- **PASSAGE PROVIDED**
****************************************
2018: The Year of the Little Guy (Vigs)

Well, here we are, at the end of 2018 already. It was a whirlwind year for new music, with quality pouring forth seemingly like never before.

My summation of the year would be ‘2018: The Year of the Little Guy’. What do I mean by that? I finally felt that this was the first year where smaller, even unsigned acts, were finally giving me more interesting, and in some cases, better recorded music than anyone on the majors. Sure, Ghost, Kamelot, Haken, and Coheed knocked it out of the park, but the real winners for me were Terminus, Ween’do, Hypophora, and, especially Mile Marker Zero.

Those bands produced albums of near-perfect quality and originality that the bigger boys couldn’t quite match. Everything from the ‘live’ feel of the recording (drummers, please stop editing your performances!) to the song writing, lyrics and soundscapes, they all provided me with new sound of a new generation.

Are we finally at a point in history where the world of DIY bands surpassing high profile acts is a real possibility? We’ve all been talking about the democratising internet and leaps and bounds in technology for about 20 years now, but I’ve never felt that it was ringing true. This might have finally changed.
****************************************
- **Page segmentation data**
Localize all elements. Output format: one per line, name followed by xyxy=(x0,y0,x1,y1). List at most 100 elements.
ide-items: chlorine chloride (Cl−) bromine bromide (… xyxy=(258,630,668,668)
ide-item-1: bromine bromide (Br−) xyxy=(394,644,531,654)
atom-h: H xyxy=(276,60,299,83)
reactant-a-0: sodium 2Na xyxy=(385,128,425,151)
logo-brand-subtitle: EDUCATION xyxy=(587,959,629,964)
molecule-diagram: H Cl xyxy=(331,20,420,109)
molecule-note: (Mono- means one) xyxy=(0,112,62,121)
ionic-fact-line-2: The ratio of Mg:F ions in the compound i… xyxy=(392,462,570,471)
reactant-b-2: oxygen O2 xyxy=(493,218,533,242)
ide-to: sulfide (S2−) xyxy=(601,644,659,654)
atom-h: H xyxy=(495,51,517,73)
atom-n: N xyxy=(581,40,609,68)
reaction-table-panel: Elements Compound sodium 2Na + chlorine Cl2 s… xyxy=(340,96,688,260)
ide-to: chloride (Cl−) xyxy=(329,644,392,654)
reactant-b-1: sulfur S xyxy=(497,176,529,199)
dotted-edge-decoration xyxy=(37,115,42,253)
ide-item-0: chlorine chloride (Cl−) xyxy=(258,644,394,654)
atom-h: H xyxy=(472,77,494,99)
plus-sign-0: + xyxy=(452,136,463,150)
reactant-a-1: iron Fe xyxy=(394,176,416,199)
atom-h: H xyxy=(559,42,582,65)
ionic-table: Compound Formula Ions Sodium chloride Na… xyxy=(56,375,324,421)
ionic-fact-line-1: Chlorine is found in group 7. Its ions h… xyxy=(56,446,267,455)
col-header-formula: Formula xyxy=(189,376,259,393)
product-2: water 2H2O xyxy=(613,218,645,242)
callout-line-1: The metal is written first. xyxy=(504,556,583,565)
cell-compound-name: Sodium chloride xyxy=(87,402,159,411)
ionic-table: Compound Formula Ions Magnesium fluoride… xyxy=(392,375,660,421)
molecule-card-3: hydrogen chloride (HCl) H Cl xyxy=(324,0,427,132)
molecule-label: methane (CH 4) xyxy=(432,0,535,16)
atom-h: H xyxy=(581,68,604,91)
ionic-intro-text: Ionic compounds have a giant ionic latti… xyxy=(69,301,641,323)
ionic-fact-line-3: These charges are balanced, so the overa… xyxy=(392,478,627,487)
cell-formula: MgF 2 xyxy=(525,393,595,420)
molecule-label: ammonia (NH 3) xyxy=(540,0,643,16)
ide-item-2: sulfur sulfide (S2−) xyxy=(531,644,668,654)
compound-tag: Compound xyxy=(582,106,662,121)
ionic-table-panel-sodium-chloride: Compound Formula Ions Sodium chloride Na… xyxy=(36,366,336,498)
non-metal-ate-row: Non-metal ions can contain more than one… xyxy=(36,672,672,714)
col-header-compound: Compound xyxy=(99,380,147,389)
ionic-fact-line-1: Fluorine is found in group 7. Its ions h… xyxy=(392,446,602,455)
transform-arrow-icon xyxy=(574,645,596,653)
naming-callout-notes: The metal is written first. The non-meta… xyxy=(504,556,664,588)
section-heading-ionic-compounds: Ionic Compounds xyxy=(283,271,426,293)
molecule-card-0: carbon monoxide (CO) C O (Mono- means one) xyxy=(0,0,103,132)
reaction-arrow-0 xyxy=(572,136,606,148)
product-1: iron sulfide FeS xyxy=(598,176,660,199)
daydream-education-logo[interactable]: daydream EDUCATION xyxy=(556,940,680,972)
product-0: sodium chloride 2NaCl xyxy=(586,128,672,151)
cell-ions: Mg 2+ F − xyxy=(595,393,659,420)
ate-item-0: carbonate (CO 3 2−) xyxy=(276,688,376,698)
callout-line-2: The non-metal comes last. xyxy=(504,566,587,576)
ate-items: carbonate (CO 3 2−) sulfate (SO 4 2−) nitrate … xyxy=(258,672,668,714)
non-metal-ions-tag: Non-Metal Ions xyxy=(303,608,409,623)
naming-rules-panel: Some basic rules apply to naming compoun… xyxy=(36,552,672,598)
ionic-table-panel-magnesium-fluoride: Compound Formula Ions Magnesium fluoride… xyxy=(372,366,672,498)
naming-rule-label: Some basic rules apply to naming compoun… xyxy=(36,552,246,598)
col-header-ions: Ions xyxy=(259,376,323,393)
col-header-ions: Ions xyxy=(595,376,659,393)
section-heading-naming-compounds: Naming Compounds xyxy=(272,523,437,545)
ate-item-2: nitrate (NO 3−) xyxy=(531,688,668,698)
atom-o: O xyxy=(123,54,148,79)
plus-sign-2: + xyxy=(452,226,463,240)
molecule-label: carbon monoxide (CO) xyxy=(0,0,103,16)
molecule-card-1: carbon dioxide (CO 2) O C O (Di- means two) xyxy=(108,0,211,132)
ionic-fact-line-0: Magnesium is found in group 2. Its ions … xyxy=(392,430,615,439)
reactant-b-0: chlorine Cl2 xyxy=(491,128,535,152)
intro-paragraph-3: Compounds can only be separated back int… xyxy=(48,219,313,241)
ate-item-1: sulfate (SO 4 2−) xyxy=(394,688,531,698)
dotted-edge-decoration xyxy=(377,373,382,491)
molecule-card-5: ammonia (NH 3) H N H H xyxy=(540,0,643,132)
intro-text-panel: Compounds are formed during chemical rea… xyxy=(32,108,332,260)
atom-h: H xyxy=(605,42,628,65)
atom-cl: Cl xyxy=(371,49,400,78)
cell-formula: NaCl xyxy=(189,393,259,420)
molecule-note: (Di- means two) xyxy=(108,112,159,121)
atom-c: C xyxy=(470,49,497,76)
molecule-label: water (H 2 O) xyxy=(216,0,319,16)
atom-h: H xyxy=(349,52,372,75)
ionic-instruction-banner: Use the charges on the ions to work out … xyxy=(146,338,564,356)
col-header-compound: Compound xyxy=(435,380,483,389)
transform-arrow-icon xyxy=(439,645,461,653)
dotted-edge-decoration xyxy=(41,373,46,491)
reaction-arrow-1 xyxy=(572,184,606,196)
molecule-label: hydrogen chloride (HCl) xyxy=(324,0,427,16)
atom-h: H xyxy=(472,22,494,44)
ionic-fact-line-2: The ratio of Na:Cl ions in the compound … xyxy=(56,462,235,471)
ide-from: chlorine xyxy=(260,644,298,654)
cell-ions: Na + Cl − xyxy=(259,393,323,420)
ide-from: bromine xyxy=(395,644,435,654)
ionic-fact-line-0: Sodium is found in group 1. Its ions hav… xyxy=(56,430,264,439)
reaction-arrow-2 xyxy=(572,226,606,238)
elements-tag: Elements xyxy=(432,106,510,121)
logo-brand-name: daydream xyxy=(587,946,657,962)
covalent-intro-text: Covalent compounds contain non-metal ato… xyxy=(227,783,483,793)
****************************************
- **TASKS AND EXERCISES**
1. In the 2018 music review, which band does the writer name as especially one of the real winners of the year?
2. Carry on writing the 2018 music review, picking up after its final sentence.
The page segmentation lines have no connection to the 2018 music review.

- **ANSWER LIST**
1. Mile Marker Zero

2.
These bands can now record, release, promote and tour, just like anyone else. Sure, they are not doing it on the same scale, and finding out about these bands is harder (but worth the effort). That’s where Everything Is Noise comes in. We’re committed, more than ever before, to surfacing the coolest new music out there, without prejudice or agendas. We judge it solely on the quality and how it tastes, just like you. If it sounds good and feels good, it’s probably good. Here’s to another whirlwind year, so let’s strap in and explore together.

Highlighted Content: InsideOutMusic: 25 Years of Progression, WFA: Lillake, WFA: Hypophora

Favourite Albums of 2018
Mile Marker Zero – The Fifth Row
Hypophora – Douse
Weend’ô – Time of Awakening
Seventh Wonder – Tiara
Spock’s Beard – Noise Floor


Billie Helton on 2018

2018 has been a year of evolution for me. I have had what I’d consider an eclectic taste for quite a few years now, after my high school days of metal elitism waned. But this year my listening habits have really exploded. At this point, a lot of metal is just plain boring for me. There are a lot of metal albums this year that were absolutely stellar that I loved, but this year a lot of non-metal stuff made my top 10-20. A lot more than ever has before. And as the year draws to a close, I find myself more regularly going back to more and more this year that wasn’t heavy.
I will always love metal and have a fondness for it, but I am happy that my tastes are expanding. There were just too many good albums this year that three years ago even I would have never given a proper chance. I think that’s the big thing for me. I have become much more willing to give just about anything a fair listen, and I have discovered a personal love for way more music from it.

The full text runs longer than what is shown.